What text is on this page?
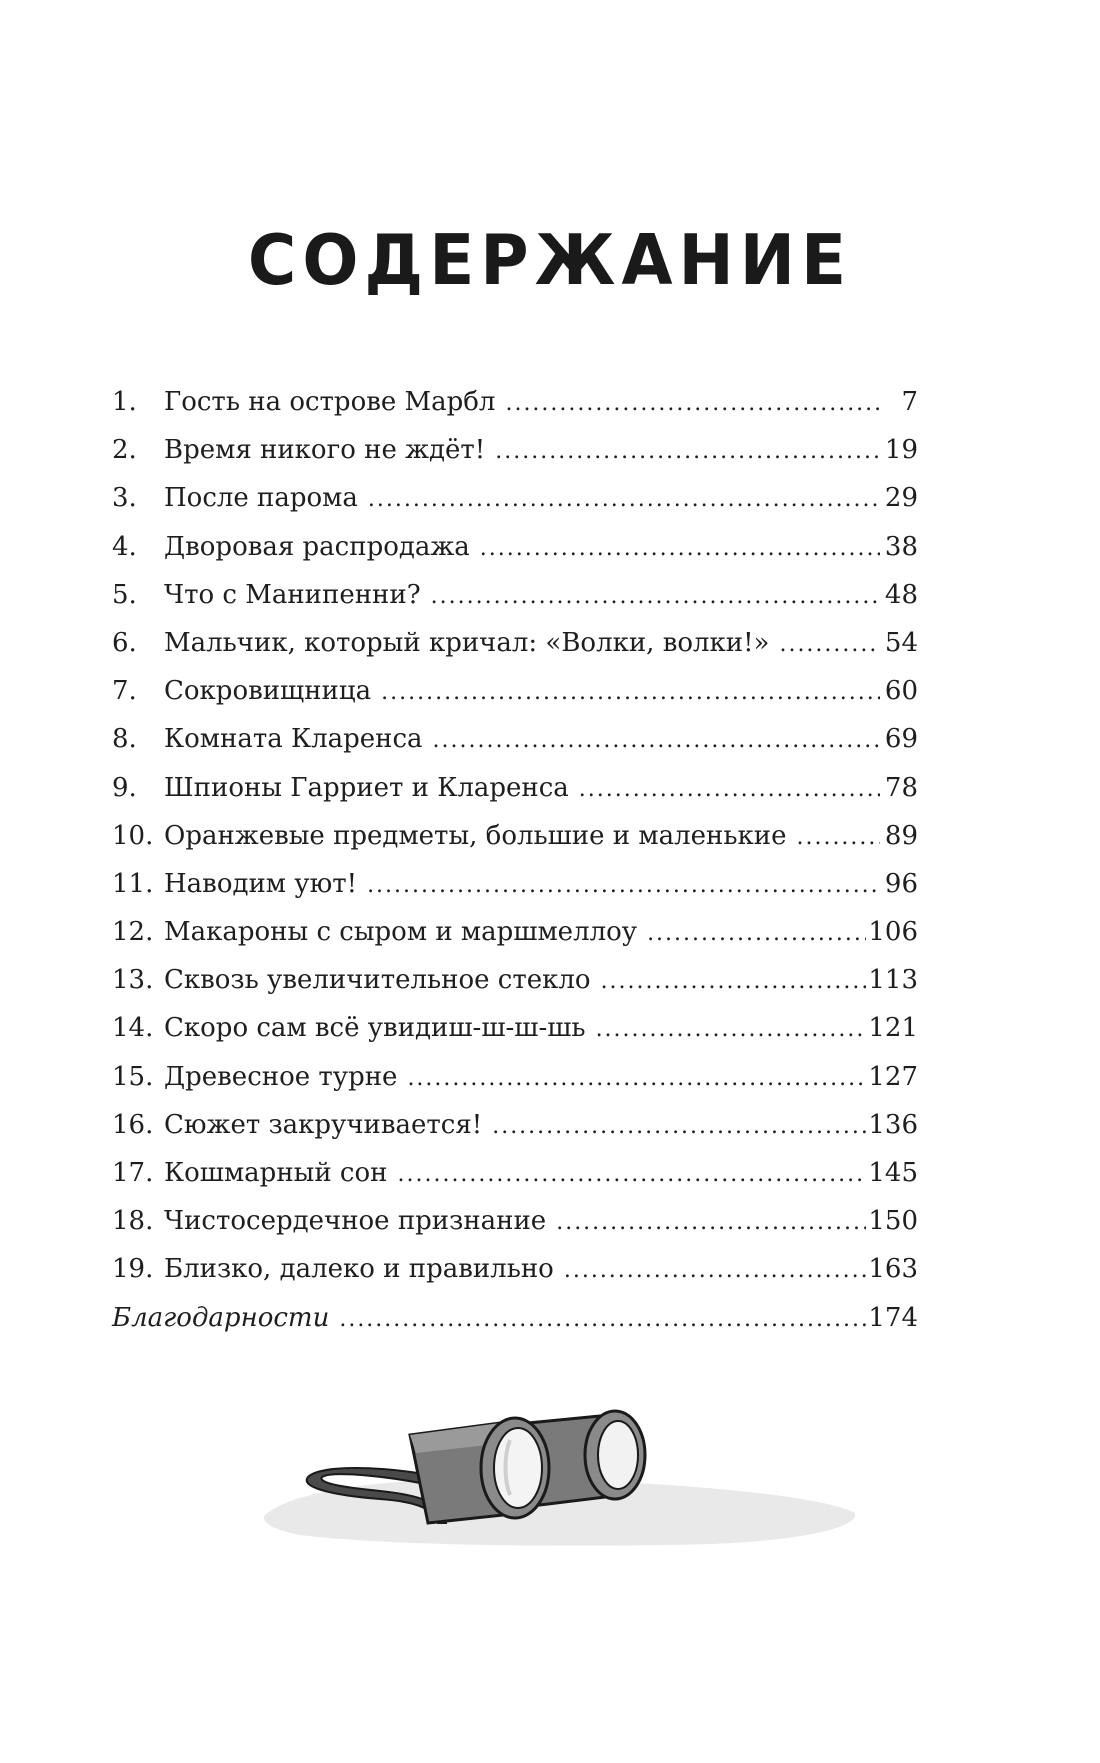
СОДЕРЖАНИЕ
1.	Гость на острове Марбл .....	7
2.	Время никого не ждёт! .....	19
3.	После парома .....	29
4.	Дворовая распродажа .....	38
5.	Что с Манипенни? .....	48
6.	Мальчик, который кричал: «Волки, волки!» .....	54
7.	Сокровищница .....	60
8.	Комната Кларенса .....	69
9.	Шпионы Гарриет и Кларенса .....	78
10. Оранжевые предметы, большие и маленькие .....	89
11. Наводим уют! .....	96
12. Макароны с сыром и маршмеллоу .....	106
13. Сквозь увеличительное стекло .....	113
14. Скоро сам всё увидиш-ш-ш-шь .....	121
15. Древесное турне .....	127
16. Сюжет закручивается! .....	136
17. Кошмарный сон .....	145
18. Чистосердечное признание .....	150
19. Близко, далеко и правильно .....	163
Благодарности .....	174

TASK DESCRIPTION = Without the pictures, reproduce every line of the records above exactly.

OUTPUT BELOW =
What text is on this page?
СОДЕРЖАНИЕ
1.	Гость на острове Марбл .....	7
2.	Время никого не ждёт! .....	19
3.	После парома .....	29
4.	Дворовая распродажа .....	38
5.	Что с Манипенни? .....	48
6.	Мальчик, который кричал: «Волки, волки!» .....	54
7.	Сокровищница .....	60
8.	Комната Кларенса .....	69
9.	Шпионы Гарриет и Кларенса .....	78
10. Оранжевые предметы, большие и маленькие .....	89
11. Наводим уют! .....	96
12. Макароны с сыром и маршмеллоу .....	106
13. Сквозь увеличительное стекло .....	113
14. Скоро сам всё увидиш-ш-ш-шь .....	121
15. Древесное турне .....	127
16. Сюжет закручивается! .....	136
17. Кошмарный сон .....	145
18. Чистосердечное признание .....	150
19. Близко, далеко и правильно .....	163
Благодарности .....	174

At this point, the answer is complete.